Output the lines of the records from the one containing "Extract the structured" through the last, both ends included. Leave pictures out.

....................

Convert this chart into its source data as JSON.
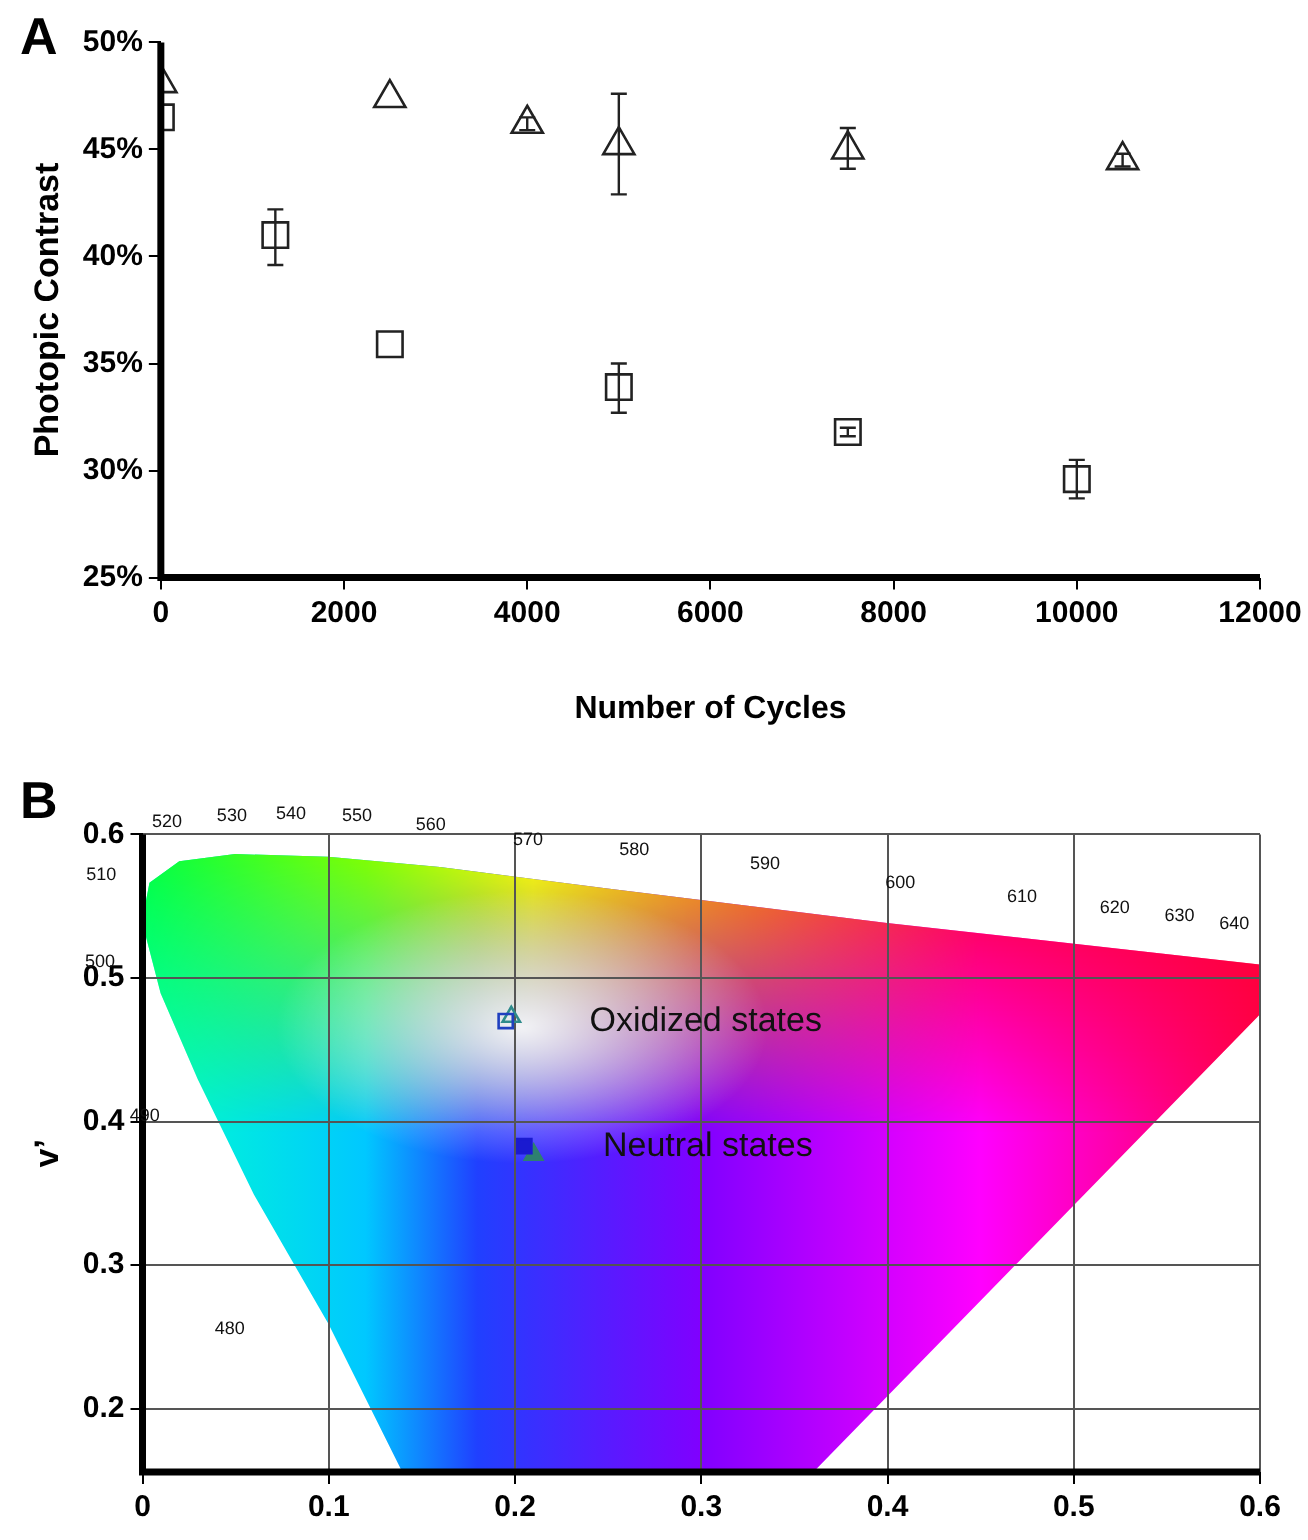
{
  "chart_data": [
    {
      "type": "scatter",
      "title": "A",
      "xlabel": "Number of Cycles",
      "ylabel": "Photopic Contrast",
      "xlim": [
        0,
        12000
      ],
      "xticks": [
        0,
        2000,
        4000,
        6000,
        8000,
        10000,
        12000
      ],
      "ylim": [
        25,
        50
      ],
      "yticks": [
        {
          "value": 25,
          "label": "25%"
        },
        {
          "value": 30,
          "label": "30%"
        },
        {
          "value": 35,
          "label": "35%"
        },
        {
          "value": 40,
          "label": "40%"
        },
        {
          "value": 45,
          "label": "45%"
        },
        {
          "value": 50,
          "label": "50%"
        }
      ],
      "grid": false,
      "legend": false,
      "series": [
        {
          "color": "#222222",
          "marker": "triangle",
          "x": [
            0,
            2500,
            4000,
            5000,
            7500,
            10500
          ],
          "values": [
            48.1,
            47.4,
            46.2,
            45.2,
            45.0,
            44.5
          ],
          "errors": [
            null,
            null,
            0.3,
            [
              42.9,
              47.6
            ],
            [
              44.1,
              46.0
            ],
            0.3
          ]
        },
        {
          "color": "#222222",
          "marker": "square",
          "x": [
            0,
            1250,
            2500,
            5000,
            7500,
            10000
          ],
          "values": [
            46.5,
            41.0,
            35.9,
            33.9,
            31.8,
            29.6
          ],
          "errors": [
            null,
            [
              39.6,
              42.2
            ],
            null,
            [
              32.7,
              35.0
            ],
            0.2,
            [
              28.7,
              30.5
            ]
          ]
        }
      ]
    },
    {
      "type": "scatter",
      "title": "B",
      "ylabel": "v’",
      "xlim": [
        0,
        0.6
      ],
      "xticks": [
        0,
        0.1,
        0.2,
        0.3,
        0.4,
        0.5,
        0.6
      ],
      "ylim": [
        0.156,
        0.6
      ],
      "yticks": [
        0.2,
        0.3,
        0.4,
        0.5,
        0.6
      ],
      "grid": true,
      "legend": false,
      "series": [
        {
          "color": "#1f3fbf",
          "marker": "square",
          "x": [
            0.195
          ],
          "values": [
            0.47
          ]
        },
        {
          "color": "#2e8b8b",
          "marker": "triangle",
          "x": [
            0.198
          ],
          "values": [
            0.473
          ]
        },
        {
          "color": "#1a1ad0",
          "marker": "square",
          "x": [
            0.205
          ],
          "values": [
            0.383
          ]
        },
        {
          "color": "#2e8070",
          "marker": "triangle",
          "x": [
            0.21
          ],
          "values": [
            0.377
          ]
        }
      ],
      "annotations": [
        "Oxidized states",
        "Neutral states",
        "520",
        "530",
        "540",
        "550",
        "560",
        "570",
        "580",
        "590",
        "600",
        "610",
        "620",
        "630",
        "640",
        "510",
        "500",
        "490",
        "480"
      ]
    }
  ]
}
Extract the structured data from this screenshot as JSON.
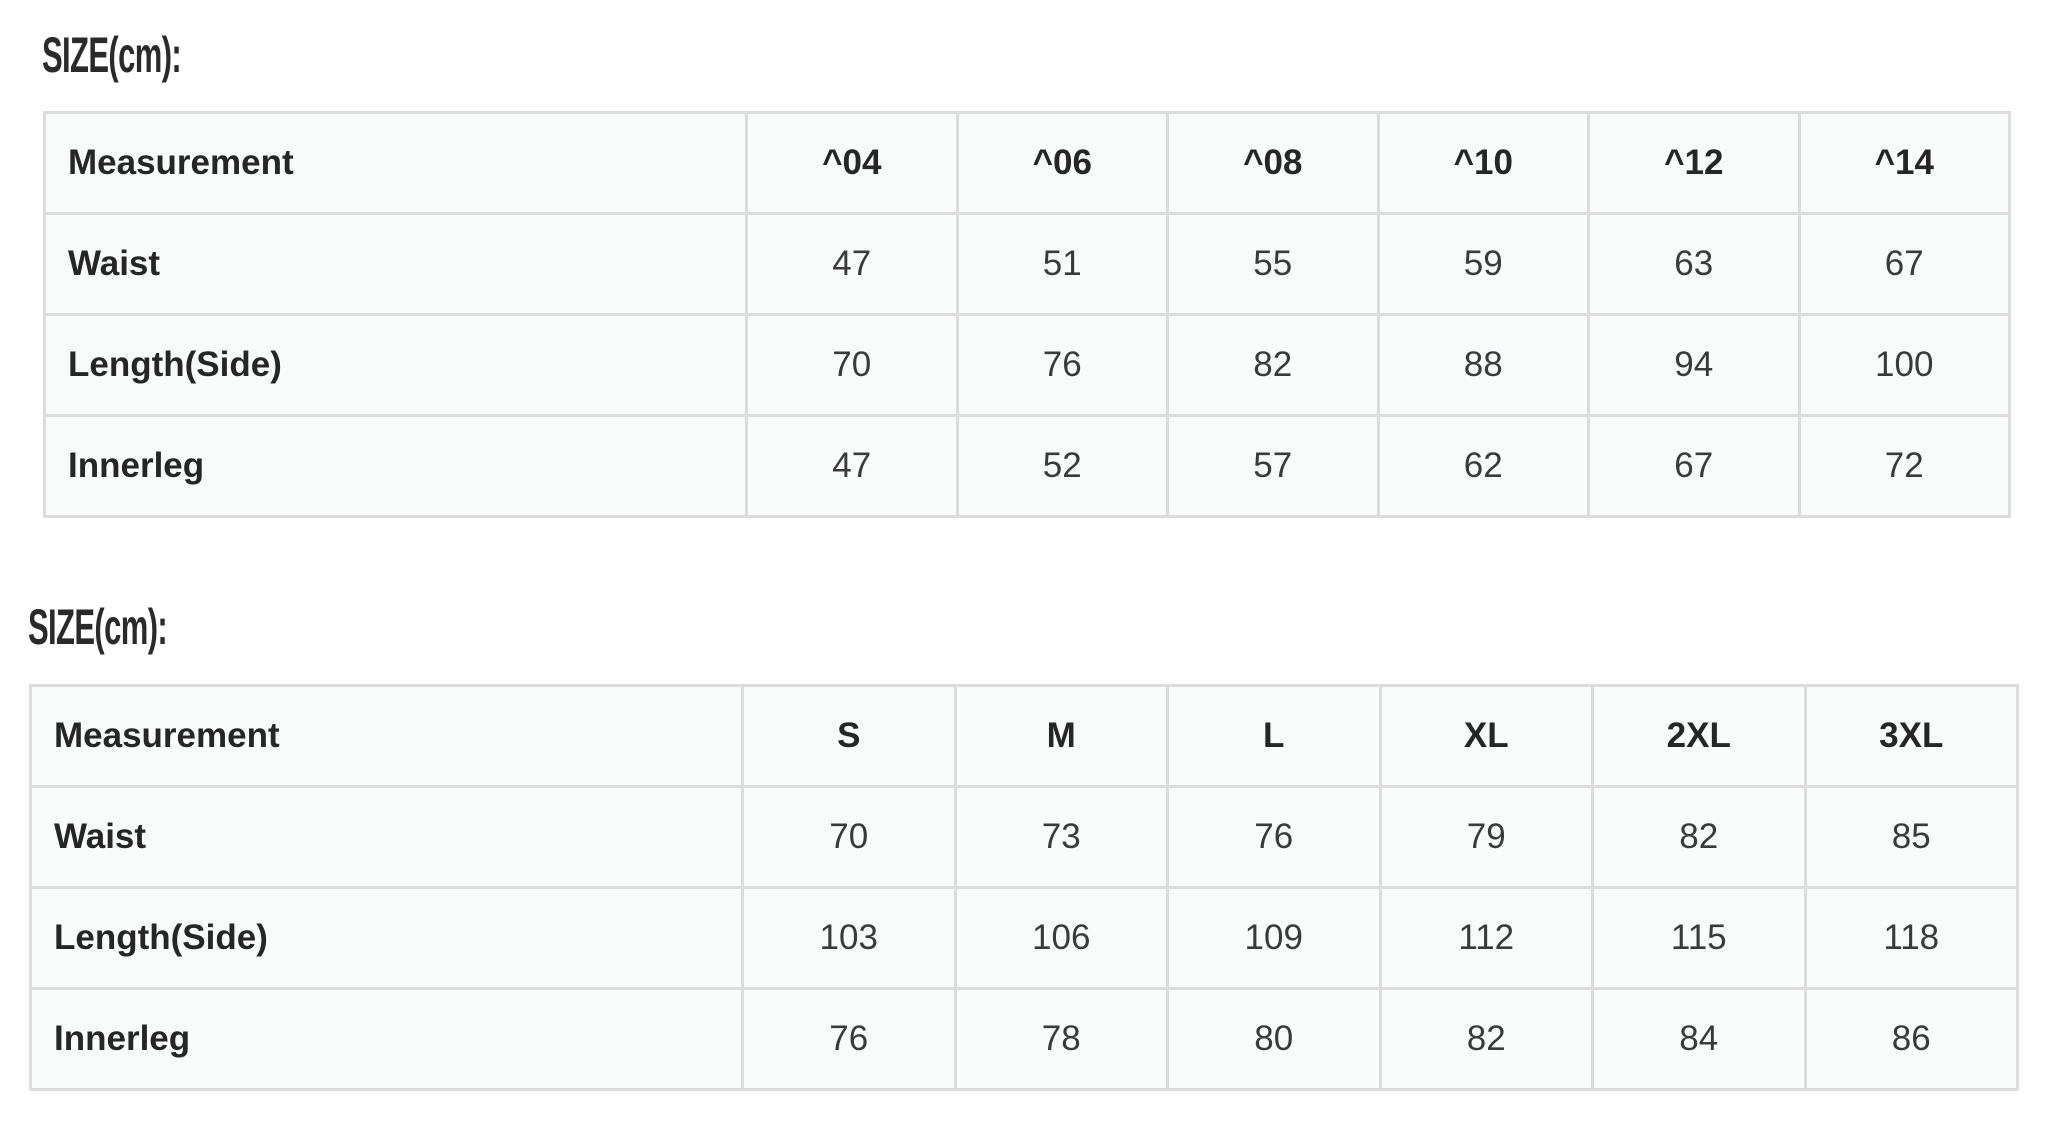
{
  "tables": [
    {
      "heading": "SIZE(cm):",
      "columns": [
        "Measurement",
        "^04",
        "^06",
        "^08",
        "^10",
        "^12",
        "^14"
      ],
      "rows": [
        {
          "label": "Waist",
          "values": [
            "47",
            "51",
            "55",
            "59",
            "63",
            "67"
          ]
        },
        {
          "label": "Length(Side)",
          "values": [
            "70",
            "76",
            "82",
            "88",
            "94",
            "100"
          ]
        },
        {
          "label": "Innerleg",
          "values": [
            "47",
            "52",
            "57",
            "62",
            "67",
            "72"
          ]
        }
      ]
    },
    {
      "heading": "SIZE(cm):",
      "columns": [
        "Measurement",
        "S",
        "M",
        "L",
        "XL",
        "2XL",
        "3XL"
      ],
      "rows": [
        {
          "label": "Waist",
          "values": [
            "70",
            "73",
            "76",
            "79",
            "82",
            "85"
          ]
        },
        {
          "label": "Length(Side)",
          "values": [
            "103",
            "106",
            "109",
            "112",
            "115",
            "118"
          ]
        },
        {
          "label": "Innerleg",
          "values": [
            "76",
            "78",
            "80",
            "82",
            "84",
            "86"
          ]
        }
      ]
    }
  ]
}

....................

Worked solution:
Extract the structured data from this screenshot as JSON.
{
  "tables": [
    {
      "heading": "SIZE(cm):",
      "columns": [
        "Measurement",
        "^04",
        "^06",
        "^08",
        "^10",
        "^12",
        "^14"
      ],
      "rows": [
        {
          "label": "Waist",
          "values": [
            "47",
            "51",
            "55",
            "59",
            "63",
            "67"
          ]
        },
        {
          "label": "Length(Side)",
          "values": [
            "70",
            "76",
            "82",
            "88",
            "94",
            "100"
          ]
        },
        {
          "label": "Innerleg",
          "values": [
            "47",
            "52",
            "57",
            "62",
            "67",
            "72"
          ]
        }
      ]
    },
    {
      "heading": "SIZE(cm):",
      "columns": [
        "Measurement",
        "S",
        "M",
        "L",
        "XL",
        "2XL",
        "3XL"
      ],
      "rows": [
        {
          "label": "Waist",
          "values": [
            "70",
            "73",
            "76",
            "79",
            "82",
            "85"
          ]
        },
        {
          "label": "Length(Side)",
          "values": [
            "103",
            "106",
            "109",
            "112",
            "115",
            "118"
          ]
        },
        {
          "label": "Innerleg",
          "values": [
            "76",
            "78",
            "80",
            "82",
            "84",
            "86"
          ]
        }
      ]
    }
  ]
}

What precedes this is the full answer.